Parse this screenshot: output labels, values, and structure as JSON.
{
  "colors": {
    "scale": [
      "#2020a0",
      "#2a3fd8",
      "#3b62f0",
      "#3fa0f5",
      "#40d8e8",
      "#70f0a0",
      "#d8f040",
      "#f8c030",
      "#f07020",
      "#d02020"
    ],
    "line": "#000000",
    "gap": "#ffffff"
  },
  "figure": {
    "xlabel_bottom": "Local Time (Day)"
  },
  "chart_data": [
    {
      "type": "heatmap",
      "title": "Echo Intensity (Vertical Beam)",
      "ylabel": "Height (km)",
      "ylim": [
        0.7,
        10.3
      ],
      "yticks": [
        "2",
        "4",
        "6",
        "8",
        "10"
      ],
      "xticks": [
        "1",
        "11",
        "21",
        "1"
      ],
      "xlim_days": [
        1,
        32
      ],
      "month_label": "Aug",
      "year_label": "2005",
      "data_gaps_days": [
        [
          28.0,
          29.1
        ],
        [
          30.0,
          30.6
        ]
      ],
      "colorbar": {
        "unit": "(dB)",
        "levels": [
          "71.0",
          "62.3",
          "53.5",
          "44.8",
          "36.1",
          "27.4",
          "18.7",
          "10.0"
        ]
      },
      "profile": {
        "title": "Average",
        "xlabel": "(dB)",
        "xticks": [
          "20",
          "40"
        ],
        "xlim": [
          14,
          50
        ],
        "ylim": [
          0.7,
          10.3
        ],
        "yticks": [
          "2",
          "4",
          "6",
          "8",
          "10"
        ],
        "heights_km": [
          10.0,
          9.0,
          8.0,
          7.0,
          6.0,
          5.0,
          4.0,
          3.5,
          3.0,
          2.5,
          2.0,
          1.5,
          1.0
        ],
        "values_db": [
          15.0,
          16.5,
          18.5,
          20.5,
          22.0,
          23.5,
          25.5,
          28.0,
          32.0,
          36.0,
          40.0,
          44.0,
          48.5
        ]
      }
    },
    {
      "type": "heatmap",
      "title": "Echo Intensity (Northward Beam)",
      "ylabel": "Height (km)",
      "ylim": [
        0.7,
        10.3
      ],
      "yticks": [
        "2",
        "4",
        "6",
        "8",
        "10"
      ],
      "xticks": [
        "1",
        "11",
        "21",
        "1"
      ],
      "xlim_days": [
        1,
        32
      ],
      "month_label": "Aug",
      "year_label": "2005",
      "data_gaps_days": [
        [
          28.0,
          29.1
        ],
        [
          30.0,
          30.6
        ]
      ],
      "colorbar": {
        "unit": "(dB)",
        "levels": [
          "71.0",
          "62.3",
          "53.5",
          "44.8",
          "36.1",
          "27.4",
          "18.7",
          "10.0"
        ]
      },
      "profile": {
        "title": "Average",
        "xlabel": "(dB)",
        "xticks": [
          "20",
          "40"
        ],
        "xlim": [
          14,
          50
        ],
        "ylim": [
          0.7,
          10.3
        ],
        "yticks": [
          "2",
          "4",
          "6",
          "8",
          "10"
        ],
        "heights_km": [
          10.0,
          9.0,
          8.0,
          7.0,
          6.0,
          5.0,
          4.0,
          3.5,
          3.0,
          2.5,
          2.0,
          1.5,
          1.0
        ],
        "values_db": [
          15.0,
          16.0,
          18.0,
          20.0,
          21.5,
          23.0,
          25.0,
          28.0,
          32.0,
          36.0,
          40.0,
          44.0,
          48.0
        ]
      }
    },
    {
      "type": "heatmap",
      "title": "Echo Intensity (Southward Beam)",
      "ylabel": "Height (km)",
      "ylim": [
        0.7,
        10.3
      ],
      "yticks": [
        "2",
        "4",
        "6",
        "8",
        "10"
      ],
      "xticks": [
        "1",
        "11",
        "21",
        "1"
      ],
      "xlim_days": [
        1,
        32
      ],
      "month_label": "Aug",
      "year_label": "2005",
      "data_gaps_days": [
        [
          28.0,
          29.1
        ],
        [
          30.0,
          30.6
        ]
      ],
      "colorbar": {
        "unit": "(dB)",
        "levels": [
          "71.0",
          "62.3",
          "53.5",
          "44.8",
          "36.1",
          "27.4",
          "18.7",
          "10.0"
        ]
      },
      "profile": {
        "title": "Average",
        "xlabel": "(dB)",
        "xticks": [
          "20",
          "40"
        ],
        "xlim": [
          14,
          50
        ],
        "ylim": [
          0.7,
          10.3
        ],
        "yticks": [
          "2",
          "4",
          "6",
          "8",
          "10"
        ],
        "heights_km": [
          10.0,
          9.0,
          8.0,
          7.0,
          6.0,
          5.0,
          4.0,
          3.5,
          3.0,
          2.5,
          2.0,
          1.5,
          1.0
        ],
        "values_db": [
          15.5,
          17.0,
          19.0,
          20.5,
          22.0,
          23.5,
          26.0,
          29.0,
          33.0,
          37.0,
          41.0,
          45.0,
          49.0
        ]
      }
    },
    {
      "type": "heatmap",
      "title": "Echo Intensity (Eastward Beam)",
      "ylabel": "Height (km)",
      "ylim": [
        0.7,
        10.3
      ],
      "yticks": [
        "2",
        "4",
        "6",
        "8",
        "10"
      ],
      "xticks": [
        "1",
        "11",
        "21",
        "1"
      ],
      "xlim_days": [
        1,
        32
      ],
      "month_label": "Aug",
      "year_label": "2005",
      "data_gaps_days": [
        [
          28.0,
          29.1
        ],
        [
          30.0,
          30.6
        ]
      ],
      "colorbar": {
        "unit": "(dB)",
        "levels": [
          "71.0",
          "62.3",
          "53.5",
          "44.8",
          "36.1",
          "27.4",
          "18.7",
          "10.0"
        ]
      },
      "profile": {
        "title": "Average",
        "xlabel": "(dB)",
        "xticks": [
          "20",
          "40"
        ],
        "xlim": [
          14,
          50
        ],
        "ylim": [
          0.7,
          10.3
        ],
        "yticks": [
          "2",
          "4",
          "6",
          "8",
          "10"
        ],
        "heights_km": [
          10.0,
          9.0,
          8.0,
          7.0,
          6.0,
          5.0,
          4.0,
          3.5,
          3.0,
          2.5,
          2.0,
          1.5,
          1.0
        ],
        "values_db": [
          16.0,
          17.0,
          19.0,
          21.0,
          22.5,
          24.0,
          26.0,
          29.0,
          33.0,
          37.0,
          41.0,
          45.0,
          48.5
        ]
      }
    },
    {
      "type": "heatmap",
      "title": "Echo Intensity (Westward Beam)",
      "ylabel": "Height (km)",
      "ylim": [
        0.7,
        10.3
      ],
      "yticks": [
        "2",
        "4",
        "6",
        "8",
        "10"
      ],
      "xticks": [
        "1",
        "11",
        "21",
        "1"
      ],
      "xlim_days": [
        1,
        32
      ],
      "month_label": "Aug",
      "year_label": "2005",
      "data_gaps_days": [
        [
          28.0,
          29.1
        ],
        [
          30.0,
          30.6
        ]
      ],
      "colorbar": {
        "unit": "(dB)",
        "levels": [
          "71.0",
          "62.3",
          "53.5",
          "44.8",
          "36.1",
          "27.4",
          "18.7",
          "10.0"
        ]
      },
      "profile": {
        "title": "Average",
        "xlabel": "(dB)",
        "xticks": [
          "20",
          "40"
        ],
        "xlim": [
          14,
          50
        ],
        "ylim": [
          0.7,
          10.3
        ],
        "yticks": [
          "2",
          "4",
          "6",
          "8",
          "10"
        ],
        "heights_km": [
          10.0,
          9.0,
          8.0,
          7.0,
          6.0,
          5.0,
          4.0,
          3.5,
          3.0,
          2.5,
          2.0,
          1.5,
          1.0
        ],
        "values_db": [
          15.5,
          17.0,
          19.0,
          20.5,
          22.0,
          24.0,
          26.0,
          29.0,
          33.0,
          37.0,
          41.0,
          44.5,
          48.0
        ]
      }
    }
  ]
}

> _WRITTEN REQUEST_
Quote all of the entries exactly as they appear.

> _COMPLETE ANSWER_
Parse this screenshot: output labels, values, and structure as JSON.
{
  "colors": {
    "scale": [
      "#2020a0",
      "#2a3fd8",
      "#3b62f0",
      "#3fa0f5",
      "#40d8e8",
      "#70f0a0",
      "#d8f040",
      "#f8c030",
      "#f07020",
      "#d02020"
    ],
    "line": "#000000",
    "gap": "#ffffff"
  },
  "figure": {
    "xlabel_bottom": "Local Time (Day)"
  },
  "chart_data": [
    {
      "type": "heatmap",
      "title": "Echo Intensity (Vertical Beam)",
      "ylabel": "Height (km)",
      "ylim": [
        0.7,
        10.3
      ],
      "yticks": [
        "2",
        "4",
        "6",
        "8",
        "10"
      ],
      "xticks": [
        "1",
        "11",
        "21",
        "1"
      ],
      "xlim_days": [
        1,
        32
      ],
      "month_label": "Aug",
      "year_label": "2005",
      "data_gaps_days": [
        [
          28.0,
          29.1
        ],
        [
          30.0,
          30.6
        ]
      ],
      "colorbar": {
        "unit": "(dB)",
        "levels": [
          "71.0",
          "62.3",
          "53.5",
          "44.8",
          "36.1",
          "27.4",
          "18.7",
          "10.0"
        ]
      },
      "profile": {
        "title": "Average",
        "xlabel": "(dB)",
        "xticks": [
          "20",
          "40"
        ],
        "xlim": [
          14,
          50
        ],
        "ylim": [
          0.7,
          10.3
        ],
        "yticks": [
          "2",
          "4",
          "6",
          "8",
          "10"
        ],
        "heights_km": [
          10.0,
          9.0,
          8.0,
          7.0,
          6.0,
          5.0,
          4.0,
          3.5,
          3.0,
          2.5,
          2.0,
          1.5,
          1.0
        ],
        "values_db": [
          15.0,
          16.5,
          18.5,
          20.5,
          22.0,
          23.5,
          25.5,
          28.0,
          32.0,
          36.0,
          40.0,
          44.0,
          48.5
        ]
      }
    },
    {
      "type": "heatmap",
      "title": "Echo Intensity (Northward Beam)",
      "ylabel": "Height (km)",
      "ylim": [
        0.7,
        10.3
      ],
      "yticks": [
        "2",
        "4",
        "6",
        "8",
        "10"
      ],
      "xticks": [
        "1",
        "11",
        "21",
        "1"
      ],
      "xlim_days": [
        1,
        32
      ],
      "month_label": "Aug",
      "year_label": "2005",
      "data_gaps_days": [
        [
          28.0,
          29.1
        ],
        [
          30.0,
          30.6
        ]
      ],
      "colorbar": {
        "unit": "(dB)",
        "levels": [
          "71.0",
          "62.3",
          "53.5",
          "44.8",
          "36.1",
          "27.4",
          "18.7",
          "10.0"
        ]
      },
      "profile": {
        "title": "Average",
        "xlabel": "(dB)",
        "xticks": [
          "20",
          "40"
        ],
        "xlim": [
          14,
          50
        ],
        "ylim": [
          0.7,
          10.3
        ],
        "yticks": [
          "2",
          "4",
          "6",
          "8",
          "10"
        ],
        "heights_km": [
          10.0,
          9.0,
          8.0,
          7.0,
          6.0,
          5.0,
          4.0,
          3.5,
          3.0,
          2.5,
          2.0,
          1.5,
          1.0
        ],
        "values_db": [
          15.0,
          16.0,
          18.0,
          20.0,
          21.5,
          23.0,
          25.0,
          28.0,
          32.0,
          36.0,
          40.0,
          44.0,
          48.0
        ]
      }
    },
    {
      "type": "heatmap",
      "title": "Echo Intensity (Southward Beam)",
      "ylabel": "Height (km)",
      "ylim": [
        0.7,
        10.3
      ],
      "yticks": [
        "2",
        "4",
        "6",
        "8",
        "10"
      ],
      "xticks": [
        "1",
        "11",
        "21",
        "1"
      ],
      "xlim_days": [
        1,
        32
      ],
      "month_label": "Aug",
      "year_label": "2005",
      "data_gaps_days": [
        [
          28.0,
          29.1
        ],
        [
          30.0,
          30.6
        ]
      ],
      "colorbar": {
        "unit": "(dB)",
        "levels": [
          "71.0",
          "62.3",
          "53.5",
          "44.8",
          "36.1",
          "27.4",
          "18.7",
          "10.0"
        ]
      },
      "profile": {
        "title": "Average",
        "xlabel": "(dB)",
        "xticks": [
          "20",
          "40"
        ],
        "xlim": [
          14,
          50
        ],
        "ylim": [
          0.7,
          10.3
        ],
        "yticks": [
          "2",
          "4",
          "6",
          "8",
          "10"
        ],
        "heights_km": [
          10.0,
          9.0,
          8.0,
          7.0,
          6.0,
          5.0,
          4.0,
          3.5,
          3.0,
          2.5,
          2.0,
          1.5,
          1.0
        ],
        "values_db": [
          15.5,
          17.0,
          19.0,
          20.5,
          22.0,
          23.5,
          26.0,
          29.0,
          33.0,
          37.0,
          41.0,
          45.0,
          49.0
        ]
      }
    },
    {
      "type": "heatmap",
      "title": "Echo Intensity (Eastward Beam)",
      "ylabel": "Height (km)",
      "ylim": [
        0.7,
        10.3
      ],
      "yticks": [
        "2",
        "4",
        "6",
        "8",
        "10"
      ],
      "xticks": [
        "1",
        "11",
        "21",
        "1"
      ],
      "xlim_days": [
        1,
        32
      ],
      "month_label": "Aug",
      "year_label": "2005",
      "data_gaps_days": [
        [
          28.0,
          29.1
        ],
        [
          30.0,
          30.6
        ]
      ],
      "colorbar": {
        "unit": "(dB)",
        "levels": [
          "71.0",
          "62.3",
          "53.5",
          "44.8",
          "36.1",
          "27.4",
          "18.7",
          "10.0"
        ]
      },
      "profile": {
        "title": "Average",
        "xlabel": "(dB)",
        "xticks": [
          "20",
          "40"
        ],
        "xlim": [
          14,
          50
        ],
        "ylim": [
          0.7,
          10.3
        ],
        "yticks": [
          "2",
          "4",
          "6",
          "8",
          "10"
        ],
        "heights_km": [
          10.0,
          9.0,
          8.0,
          7.0,
          6.0,
          5.0,
          4.0,
          3.5,
          3.0,
          2.5,
          2.0,
          1.5,
          1.0
        ],
        "values_db": [
          16.0,
          17.0,
          19.0,
          21.0,
          22.5,
          24.0,
          26.0,
          29.0,
          33.0,
          37.0,
          41.0,
          45.0,
          48.5
        ]
      }
    },
    {
      "type": "heatmap",
      "title": "Echo Intensity (Westward Beam)",
      "ylabel": "Height (km)",
      "ylim": [
        0.7,
        10.3
      ],
      "yticks": [
        "2",
        "4",
        "6",
        "8",
        "10"
      ],
      "xticks": [
        "1",
        "11",
        "21",
        "1"
      ],
      "xlim_days": [
        1,
        32
      ],
      "month_label": "Aug",
      "year_label": "2005",
      "data_gaps_days": [
        [
          28.0,
          29.1
        ],
        [
          30.0,
          30.6
        ]
      ],
      "colorbar": {
        "unit": "(dB)",
        "levels": [
          "71.0",
          "62.3",
          "53.5",
          "44.8",
          "36.1",
          "27.4",
          "18.7",
          "10.0"
        ]
      },
      "profile": {
        "title": "Average",
        "xlabel": "(dB)",
        "xticks": [
          "20",
          "40"
        ],
        "xlim": [
          14,
          50
        ],
        "ylim": [
          0.7,
          10.3
        ],
        "yticks": [
          "2",
          "4",
          "6",
          "8",
          "10"
        ],
        "heights_km": [
          10.0,
          9.0,
          8.0,
          7.0,
          6.0,
          5.0,
          4.0,
          3.5,
          3.0,
          2.5,
          2.0,
          1.5,
          1.0
        ],
        "values_db": [
          15.5,
          17.0,
          19.0,
          20.5,
          22.0,
          24.0,
          26.0,
          29.0,
          33.0,
          37.0,
          41.0,
          44.5,
          48.0
        ]
      }
    }
  ]
}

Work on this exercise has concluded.